[Task instructions]:
Your task is to repeat the listing exactly.

------ Dataset excerpts

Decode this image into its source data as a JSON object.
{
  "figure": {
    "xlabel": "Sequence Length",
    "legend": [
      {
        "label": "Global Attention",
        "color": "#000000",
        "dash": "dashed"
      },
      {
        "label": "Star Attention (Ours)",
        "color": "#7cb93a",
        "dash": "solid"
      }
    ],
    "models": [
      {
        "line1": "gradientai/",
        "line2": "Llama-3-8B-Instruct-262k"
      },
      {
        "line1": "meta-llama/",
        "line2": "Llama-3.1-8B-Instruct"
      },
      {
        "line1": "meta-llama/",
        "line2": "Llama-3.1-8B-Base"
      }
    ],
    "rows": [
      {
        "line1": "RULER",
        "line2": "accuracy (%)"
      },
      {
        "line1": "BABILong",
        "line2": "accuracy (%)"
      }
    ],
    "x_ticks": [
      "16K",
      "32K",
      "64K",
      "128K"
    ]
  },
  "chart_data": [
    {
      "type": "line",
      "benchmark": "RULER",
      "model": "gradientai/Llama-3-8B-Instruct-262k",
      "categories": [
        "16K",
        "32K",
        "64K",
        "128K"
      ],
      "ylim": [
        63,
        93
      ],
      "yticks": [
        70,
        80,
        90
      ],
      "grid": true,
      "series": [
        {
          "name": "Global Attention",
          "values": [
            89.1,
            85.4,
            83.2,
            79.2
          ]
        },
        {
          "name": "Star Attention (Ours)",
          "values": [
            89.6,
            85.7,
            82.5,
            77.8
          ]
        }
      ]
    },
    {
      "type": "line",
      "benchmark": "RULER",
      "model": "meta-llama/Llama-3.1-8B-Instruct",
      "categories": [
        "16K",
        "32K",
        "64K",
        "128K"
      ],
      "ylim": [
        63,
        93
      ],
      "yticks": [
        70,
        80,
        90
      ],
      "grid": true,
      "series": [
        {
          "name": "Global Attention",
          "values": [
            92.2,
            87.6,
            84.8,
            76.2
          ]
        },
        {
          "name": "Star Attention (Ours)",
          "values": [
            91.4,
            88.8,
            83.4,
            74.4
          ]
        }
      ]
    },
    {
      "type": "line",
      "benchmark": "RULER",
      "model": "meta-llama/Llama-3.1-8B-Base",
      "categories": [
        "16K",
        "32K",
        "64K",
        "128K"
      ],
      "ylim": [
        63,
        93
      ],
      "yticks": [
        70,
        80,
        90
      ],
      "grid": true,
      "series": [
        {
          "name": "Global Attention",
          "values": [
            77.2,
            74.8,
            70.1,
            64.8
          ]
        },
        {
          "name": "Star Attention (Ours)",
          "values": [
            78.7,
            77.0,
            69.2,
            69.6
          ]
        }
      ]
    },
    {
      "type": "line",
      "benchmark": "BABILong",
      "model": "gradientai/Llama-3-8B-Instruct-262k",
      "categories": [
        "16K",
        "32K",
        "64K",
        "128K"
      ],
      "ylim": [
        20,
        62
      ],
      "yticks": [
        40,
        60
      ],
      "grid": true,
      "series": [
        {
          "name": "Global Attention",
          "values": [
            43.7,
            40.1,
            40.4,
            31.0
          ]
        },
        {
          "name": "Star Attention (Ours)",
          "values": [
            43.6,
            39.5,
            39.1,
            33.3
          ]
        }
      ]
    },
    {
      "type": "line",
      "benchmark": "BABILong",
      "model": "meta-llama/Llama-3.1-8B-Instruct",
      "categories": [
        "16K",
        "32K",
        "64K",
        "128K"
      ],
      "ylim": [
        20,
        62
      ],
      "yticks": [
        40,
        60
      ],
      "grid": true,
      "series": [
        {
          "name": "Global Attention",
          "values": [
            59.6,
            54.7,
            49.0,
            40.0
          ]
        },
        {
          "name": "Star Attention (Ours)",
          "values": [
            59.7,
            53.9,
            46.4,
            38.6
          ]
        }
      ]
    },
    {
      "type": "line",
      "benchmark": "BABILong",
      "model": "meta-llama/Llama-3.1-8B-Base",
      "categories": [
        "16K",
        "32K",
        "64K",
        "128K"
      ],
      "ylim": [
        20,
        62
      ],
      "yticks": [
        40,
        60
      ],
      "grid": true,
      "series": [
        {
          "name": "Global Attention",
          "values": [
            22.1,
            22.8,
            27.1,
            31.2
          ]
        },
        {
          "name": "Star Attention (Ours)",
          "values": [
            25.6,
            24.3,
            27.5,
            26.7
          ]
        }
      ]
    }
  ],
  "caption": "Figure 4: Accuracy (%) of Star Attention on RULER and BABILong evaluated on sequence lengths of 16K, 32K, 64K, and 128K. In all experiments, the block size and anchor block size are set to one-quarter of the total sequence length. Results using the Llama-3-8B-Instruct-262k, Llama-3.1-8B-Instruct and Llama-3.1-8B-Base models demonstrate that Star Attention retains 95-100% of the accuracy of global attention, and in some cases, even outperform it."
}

------------

[Reply]:
Decode this image into its source data as a JSON object.
{
  "figure": {
    "xlabel": "Sequence Length",
    "legend": [
      {
        "label": "Global Attention",
        "color": "#000000",
        "dash": "dashed"
      },
      {
        "label": "Star Attention (Ours)",
        "color": "#7cb93a",
        "dash": "solid"
      }
    ],
    "models": [
      {
        "line1": "gradientai/",
        "line2": "Llama-3-8B-Instruct-262k"
      },
      {
        "line1": "meta-llama/",
        "line2": "Llama-3.1-8B-Instruct"
      },
      {
        "line1": "meta-llama/",
        "line2": "Llama-3.1-8B-Base"
      }
    ],
    "rows": [
      {
        "line1": "RULER",
        "line2": "accuracy (%)"
      },
      {
        "line1": "BABILong",
        "line2": "accuracy (%)"
      }
    ],
    "x_ticks": [
      "16K",
      "32K",
      "64K",
      "128K"
    ]
  },
  "chart_data": [
    {
      "type": "line",
      "benchmark": "RULER",
      "model": "gradientai/Llama-3-8B-Instruct-262k",
      "categories": [
        "16K",
        "32K",
        "64K",
        "128K"
      ],
      "ylim": [
        63,
        93
      ],
      "yticks": [
        70,
        80,
        90
      ],
      "grid": true,
      "series": [
        {
          "name": "Global Attention",
          "values": [
            89.1,
            85.4,
            83.2,
            79.2
          ]
        },
        {
          "name": "Star Attention (Ours)",
          "values": [
            89.6,
            85.7,
            82.5,
            77.8
          ]
        }
      ]
    },
    {
      "type": "line",
      "benchmark": "RULER",
      "model": "meta-llama/Llama-3.1-8B-Instruct",
      "categories": [
        "16K",
        "32K",
        "64K",
        "128K"
      ],
      "ylim": [
        63,
        93
      ],
      "yticks": [
        70,
        80,
        90
      ],
      "grid": true,
      "series": [
        {
          "name": "Global Attention",
          "values": [
            92.2,
            87.6,
            84.8,
            76.2
          ]
        },
        {
          "name": "Star Attention (Ours)",
          "values": [
            91.4,
            88.8,
            83.4,
            74.4
          ]
        }
      ]
    },
    {
      "type": "line",
      "benchmark": "RULER",
      "model": "meta-llama/Llama-3.1-8B-Base",
      "categories": [
        "16K",
        "32K",
        "64K",
        "128K"
      ],
      "ylim": [
        63,
        93
      ],
      "yticks": [
        70,
        80,
        90
      ],
      "grid": true,
      "series": [
        {
          "name": "Global Attention",
          "values": [
            77.2,
            74.8,
            70.1,
            64.8
          ]
        },
        {
          "name": "Star Attention (Ours)",
          "values": [
            78.7,
            77.0,
            69.2,
            69.6
          ]
        }
      ]
    },
    {
      "type": "line",
      "benchmark": "BABILong",
      "model": "gradientai/Llama-3-8B-Instruct-262k",
      "categories": [
        "16K",
        "32K",
        "64K",
        "128K"
      ],
      "ylim": [
        20,
        62
      ],
      "yticks": [
        40,
        60
      ],
      "grid": true,
      "series": [
        {
          "name": "Global Attention",
          "values": [
            43.7,
            40.1,
            40.4,
            31.0
          ]
        },
        {
          "name": "Star Attention (Ours)",
          "values": [
            43.6,
            39.5,
            39.1,
            33.3
          ]
        }
      ]
    },
    {
      "type": "line",
      "benchmark": "BABILong",
      "model": "meta-llama/Llama-3.1-8B-Instruct",
      "categories": [
        "16K",
        "32K",
        "64K",
        "128K"
      ],
      "ylim": [
        20,
        62
      ],
      "yticks": [
        40,
        60
      ],
      "grid": true,
      "series": [
        {
          "name": "Global Attention",
          "values": [
            59.6,
            54.7,
            49.0,
            40.0
          ]
        },
        {
          "name": "Star Attention (Ours)",
          "values": [
            59.7,
            53.9,
            46.4,
            38.6
          ]
        }
      ]
    },
    {
      "type": "line",
      "benchmark": "BABILong",
      "model": "meta-llama/Llama-3.1-8B-Base",
      "categories": [
        "16K",
        "32K",
        "64K",
        "128K"
      ],
      "ylim": [
        20,
        62
      ],
      "yticks": [
        40,
        60
      ],
      "grid": true,
      "series": [
        {
          "name": "Global Attention",
          "values": [
            22.1,
            22.8,
            27.1,
            31.2
          ]
        },
        {
          "name": "Star Attention (Ours)",
          "values": [
            25.6,
            24.3,
            27.5,
            26.7
          ]
        }
      ]
    }
  ],
  "caption": "Figure 4: Accuracy (%) of Star Attention on RULER and BABILong evaluated on sequence lengths of 16K, 32K, 64K, and 128K. In all experiments, the block size and anchor block size are set to one-quarter of the total sequence length. Results using the Llama-3-8B-Instruct-262k, Llama-3.1-8B-Instruct and Llama-3.1-8B-Base models demonstrate that Star Attention retains 95-100% of the accuracy of global attention, and in some cases, even outperform it."
}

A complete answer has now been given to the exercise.